O H2H preenche três lacunas significativas nos tradicionais livros didáticos. Em primeiro lugar, abordamos o design, fundamental para o marketing, pois envolve a concepção de sistemas de distribuição, produtos e serviços. Além disso, destacamos a importância dos serviços associados aos produtos, indo além da simples entrega. E se o cliente tiver dúvidas?
Por exemplo, consideramos o dilema de um cartucho de impressora esgotado: devemos simplesmente descartá-lo ou encontrar maneiras de lidar com o acúmulo de cartuchos antigos não utilizados no mundo?
Estamos preocupados com uma gama de serviços que acompanham a venda dos produtos. Adicionalmente, exploramos a era digital e seu impacto transformador nas empresas, detalhando como essa abordagem pode ajudar na compreensão e na satisfação dos clientes, com potencial para explorar ainda mais a inteligência artificial em futuras edições do H2H.
Quais são as mudanças mais significativas no mix de marketing que as empresas devem entender para se manterem competitivas no mercado atual?

**Instrução a**
Devolva sem nenhuma alteração as linhas abaixo, da primeira até a que contém "question-2-option-b: b) Polyuria", incluindo as duas.

**Linhas a usar**
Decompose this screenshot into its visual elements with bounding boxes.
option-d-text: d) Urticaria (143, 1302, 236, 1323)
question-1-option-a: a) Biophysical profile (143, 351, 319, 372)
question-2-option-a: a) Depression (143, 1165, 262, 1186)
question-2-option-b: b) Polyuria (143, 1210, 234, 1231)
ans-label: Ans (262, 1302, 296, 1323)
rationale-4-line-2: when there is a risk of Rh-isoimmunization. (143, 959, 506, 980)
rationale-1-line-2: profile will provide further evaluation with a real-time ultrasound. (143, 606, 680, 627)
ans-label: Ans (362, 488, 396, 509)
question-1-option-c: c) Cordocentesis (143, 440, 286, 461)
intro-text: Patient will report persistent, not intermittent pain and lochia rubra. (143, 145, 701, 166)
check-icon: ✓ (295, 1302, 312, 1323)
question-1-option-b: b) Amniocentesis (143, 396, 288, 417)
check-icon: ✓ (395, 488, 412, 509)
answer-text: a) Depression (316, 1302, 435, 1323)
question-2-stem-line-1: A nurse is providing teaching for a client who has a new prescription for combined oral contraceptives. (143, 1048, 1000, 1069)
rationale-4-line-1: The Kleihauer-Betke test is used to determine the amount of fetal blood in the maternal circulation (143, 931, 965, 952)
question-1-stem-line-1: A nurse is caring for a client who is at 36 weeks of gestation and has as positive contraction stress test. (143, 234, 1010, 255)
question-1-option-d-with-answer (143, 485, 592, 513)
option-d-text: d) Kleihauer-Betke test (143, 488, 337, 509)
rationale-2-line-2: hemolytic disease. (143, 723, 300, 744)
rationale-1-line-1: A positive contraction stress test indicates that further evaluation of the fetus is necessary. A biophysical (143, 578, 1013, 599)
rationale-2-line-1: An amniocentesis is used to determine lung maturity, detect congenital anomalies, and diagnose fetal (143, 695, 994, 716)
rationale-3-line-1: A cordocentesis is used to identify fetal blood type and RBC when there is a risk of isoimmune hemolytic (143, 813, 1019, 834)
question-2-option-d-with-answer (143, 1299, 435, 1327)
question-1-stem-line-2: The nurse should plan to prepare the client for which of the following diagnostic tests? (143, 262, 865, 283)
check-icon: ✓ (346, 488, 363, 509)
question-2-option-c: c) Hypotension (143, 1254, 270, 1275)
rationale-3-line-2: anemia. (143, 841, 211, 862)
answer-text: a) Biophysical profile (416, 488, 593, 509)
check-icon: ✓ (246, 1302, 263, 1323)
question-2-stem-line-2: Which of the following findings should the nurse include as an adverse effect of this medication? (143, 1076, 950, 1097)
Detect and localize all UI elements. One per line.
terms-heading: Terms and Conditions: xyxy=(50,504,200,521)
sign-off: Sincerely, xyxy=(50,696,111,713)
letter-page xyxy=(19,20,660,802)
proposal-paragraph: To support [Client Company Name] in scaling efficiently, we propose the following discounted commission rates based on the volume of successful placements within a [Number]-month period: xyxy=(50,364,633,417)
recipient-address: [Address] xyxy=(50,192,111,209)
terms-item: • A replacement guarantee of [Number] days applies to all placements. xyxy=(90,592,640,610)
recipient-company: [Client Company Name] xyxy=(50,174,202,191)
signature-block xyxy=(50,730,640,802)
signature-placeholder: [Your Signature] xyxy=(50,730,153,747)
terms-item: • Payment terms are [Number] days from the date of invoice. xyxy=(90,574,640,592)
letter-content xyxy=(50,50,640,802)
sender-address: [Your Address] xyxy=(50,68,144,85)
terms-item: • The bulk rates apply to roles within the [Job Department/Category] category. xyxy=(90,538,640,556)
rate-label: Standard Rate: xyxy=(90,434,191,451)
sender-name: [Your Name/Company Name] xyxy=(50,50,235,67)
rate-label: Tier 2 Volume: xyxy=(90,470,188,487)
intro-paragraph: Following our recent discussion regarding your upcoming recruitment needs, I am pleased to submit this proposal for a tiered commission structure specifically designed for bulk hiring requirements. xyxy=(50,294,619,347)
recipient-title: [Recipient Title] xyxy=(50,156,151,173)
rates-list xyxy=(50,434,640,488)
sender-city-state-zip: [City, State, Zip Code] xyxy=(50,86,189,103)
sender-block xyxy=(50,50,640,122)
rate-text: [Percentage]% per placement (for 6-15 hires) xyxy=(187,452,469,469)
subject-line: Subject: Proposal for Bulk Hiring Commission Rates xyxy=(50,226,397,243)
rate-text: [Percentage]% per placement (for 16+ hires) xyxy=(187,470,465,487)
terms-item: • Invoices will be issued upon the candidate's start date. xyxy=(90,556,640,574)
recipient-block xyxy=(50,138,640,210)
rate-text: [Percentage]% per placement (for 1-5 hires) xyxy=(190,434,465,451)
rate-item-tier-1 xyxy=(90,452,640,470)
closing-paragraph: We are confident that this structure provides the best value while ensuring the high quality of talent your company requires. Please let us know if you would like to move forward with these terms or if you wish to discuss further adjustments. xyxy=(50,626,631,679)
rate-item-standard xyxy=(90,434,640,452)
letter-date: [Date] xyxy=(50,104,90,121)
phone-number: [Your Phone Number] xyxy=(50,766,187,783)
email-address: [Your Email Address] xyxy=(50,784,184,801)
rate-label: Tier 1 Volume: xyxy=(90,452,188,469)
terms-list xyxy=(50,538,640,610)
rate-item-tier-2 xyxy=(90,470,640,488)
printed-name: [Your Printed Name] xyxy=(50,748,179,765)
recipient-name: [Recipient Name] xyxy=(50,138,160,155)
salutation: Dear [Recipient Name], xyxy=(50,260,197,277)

**Instrução b**
De acordo com o trecho sobre o H2H, por que o design é fundamental para o marketing?

**Resposta a**
Decompose this screenshot into its visual elements with bounding boxes.
option-d-text: d) Urticaria (143, 1302, 236, 1323)
question-1-option-a: a) Biophysical profile (143, 351, 319, 372)
question-2-option-a: a) Depression (143, 1165, 262, 1186)
question-2-option-b: b) Polyuria (143, 1210, 234, 1231)

**Resposta b**
O design é fundamental para o marketing porque envolve a concepção de sistemas de distribuição, produtos e serviços.